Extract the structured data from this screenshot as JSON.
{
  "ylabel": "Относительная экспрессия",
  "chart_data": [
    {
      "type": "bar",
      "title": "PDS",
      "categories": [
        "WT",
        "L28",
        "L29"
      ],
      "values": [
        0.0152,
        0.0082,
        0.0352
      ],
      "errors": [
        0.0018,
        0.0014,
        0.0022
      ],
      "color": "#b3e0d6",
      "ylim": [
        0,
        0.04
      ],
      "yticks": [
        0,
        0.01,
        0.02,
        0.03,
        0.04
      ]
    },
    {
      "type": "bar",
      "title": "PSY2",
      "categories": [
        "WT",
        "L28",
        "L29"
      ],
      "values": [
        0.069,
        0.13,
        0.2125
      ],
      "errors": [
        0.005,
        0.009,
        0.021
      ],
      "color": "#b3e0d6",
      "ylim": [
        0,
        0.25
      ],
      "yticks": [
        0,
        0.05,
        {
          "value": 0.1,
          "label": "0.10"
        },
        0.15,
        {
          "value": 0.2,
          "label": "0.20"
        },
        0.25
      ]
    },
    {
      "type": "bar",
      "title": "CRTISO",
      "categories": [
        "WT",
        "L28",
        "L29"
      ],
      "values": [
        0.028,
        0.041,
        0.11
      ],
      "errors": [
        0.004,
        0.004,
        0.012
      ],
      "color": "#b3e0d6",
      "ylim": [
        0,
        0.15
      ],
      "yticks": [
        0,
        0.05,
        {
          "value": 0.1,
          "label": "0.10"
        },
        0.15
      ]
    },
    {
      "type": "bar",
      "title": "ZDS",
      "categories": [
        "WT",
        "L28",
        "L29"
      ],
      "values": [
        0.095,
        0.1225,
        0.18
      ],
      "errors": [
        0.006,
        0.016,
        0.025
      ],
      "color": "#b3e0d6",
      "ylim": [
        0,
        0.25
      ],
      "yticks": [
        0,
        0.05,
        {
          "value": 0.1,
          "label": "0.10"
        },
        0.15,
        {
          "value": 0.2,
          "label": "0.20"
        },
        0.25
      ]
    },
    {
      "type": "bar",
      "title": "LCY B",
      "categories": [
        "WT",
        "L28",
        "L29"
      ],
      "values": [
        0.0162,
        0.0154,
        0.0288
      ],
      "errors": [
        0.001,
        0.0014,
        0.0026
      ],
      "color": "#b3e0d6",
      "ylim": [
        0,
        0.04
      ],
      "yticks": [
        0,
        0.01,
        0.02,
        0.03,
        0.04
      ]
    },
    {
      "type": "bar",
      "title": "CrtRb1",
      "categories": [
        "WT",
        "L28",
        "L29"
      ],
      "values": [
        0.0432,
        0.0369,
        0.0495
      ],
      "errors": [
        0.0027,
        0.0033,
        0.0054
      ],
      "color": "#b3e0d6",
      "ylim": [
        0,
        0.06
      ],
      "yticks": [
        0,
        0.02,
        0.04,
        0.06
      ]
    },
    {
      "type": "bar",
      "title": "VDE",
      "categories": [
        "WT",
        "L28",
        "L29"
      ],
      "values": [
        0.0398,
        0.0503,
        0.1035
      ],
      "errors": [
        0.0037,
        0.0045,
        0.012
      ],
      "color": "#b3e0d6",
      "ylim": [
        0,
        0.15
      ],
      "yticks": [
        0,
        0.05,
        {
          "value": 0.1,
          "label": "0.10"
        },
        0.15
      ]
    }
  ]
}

■ ■ ■ ■

REQUIREMENTS – Type out the whole listing above again, exactly as it stands.

OUTPUT FOR THIS TASK –
Extract the structured data from this screenshot as JSON.
{
  "ylabel": "Относительная экспрессия",
  "chart_data": [
    {
      "type": "bar",
      "title": "PDS",
      "categories": [
        "WT",
        "L28",
        "L29"
      ],
      "values": [
        0.0152,
        0.0082,
        0.0352
      ],
      "errors": [
        0.0018,
        0.0014,
        0.0022
      ],
      "color": "#b3e0d6",
      "ylim": [
        0,
        0.04
      ],
      "yticks": [
        0,
        0.01,
        0.02,
        0.03,
        0.04
      ]
    },
    {
      "type": "bar",
      "title": "PSY2",
      "categories": [
        "WT",
        "L28",
        "L29"
      ],
      "values": [
        0.069,
        0.13,
        0.2125
      ],
      "errors": [
        0.005,
        0.009,
        0.021
      ],
      "color": "#b3e0d6",
      "ylim": [
        0,
        0.25
      ],
      "yticks": [
        0,
        0.05,
        {
          "value": 0.1,
          "label": "0.10"
        },
        0.15,
        {
          "value": 0.2,
          "label": "0.20"
        },
        0.25
      ]
    },
    {
      "type": "bar",
      "title": "CRTISO",
      "categories": [
        "WT",
        "L28",
        "L29"
      ],
      "values": [
        0.028,
        0.041,
        0.11
      ],
      "errors": [
        0.004,
        0.004,
        0.012
      ],
      "color": "#b3e0d6",
      "ylim": [
        0,
        0.15
      ],
      "yticks": [
        0,
        0.05,
        {
          "value": 0.1,
          "label": "0.10"
        },
        0.15
      ]
    },
    {
      "type": "bar",
      "title": "ZDS",
      "categories": [
        "WT",
        "L28",
        "L29"
      ],
      "values": [
        0.095,
        0.1225,
        0.18
      ],
      "errors": [
        0.006,
        0.016,
        0.025
      ],
      "color": "#b3e0d6",
      "ylim": [
        0,
        0.25
      ],
      "yticks": [
        0,
        0.05,
        {
          "value": 0.1,
          "label": "0.10"
        },
        0.15,
        {
          "value": 0.2,
          "label": "0.20"
        },
        0.25
      ]
    },
    {
      "type": "bar",
      "title": "LCY B",
      "categories": [
        "WT",
        "L28",
        "L29"
      ],
      "values": [
        0.0162,
        0.0154,
        0.0288
      ],
      "errors": [
        0.001,
        0.0014,
        0.0026
      ],
      "color": "#b3e0d6",
      "ylim": [
        0,
        0.04
      ],
      "yticks": [
        0,
        0.01,
        0.02,
        0.03,
        0.04
      ]
    },
    {
      "type": "bar",
      "title": "CrtRb1",
      "categories": [
        "WT",
        "L28",
        "L29"
      ],
      "values": [
        0.0432,
        0.0369,
        0.0495
      ],
      "errors": [
        0.0027,
        0.0033,
        0.0054
      ],
      "color": "#b3e0d6",
      "ylim": [
        0,
        0.06
      ],
      "yticks": [
        0,
        0.02,
        0.04,
        0.06
      ]
    },
    {
      "type": "bar",
      "title": "VDE",
      "categories": [
        "WT",
        "L28",
        "L29"
      ],
      "values": [
        0.0398,
        0.0503,
        0.1035
      ],
      "errors": [
        0.0037,
        0.0045,
        0.012
      ],
      "color": "#b3e0d6",
      "ylim": [
        0,
        0.15
      ],
      "yticks": [
        0,
        0.05,
        {
          "value": 0.1,
          "label": "0.10"
        },
        0.15
      ]
    }
  ]
}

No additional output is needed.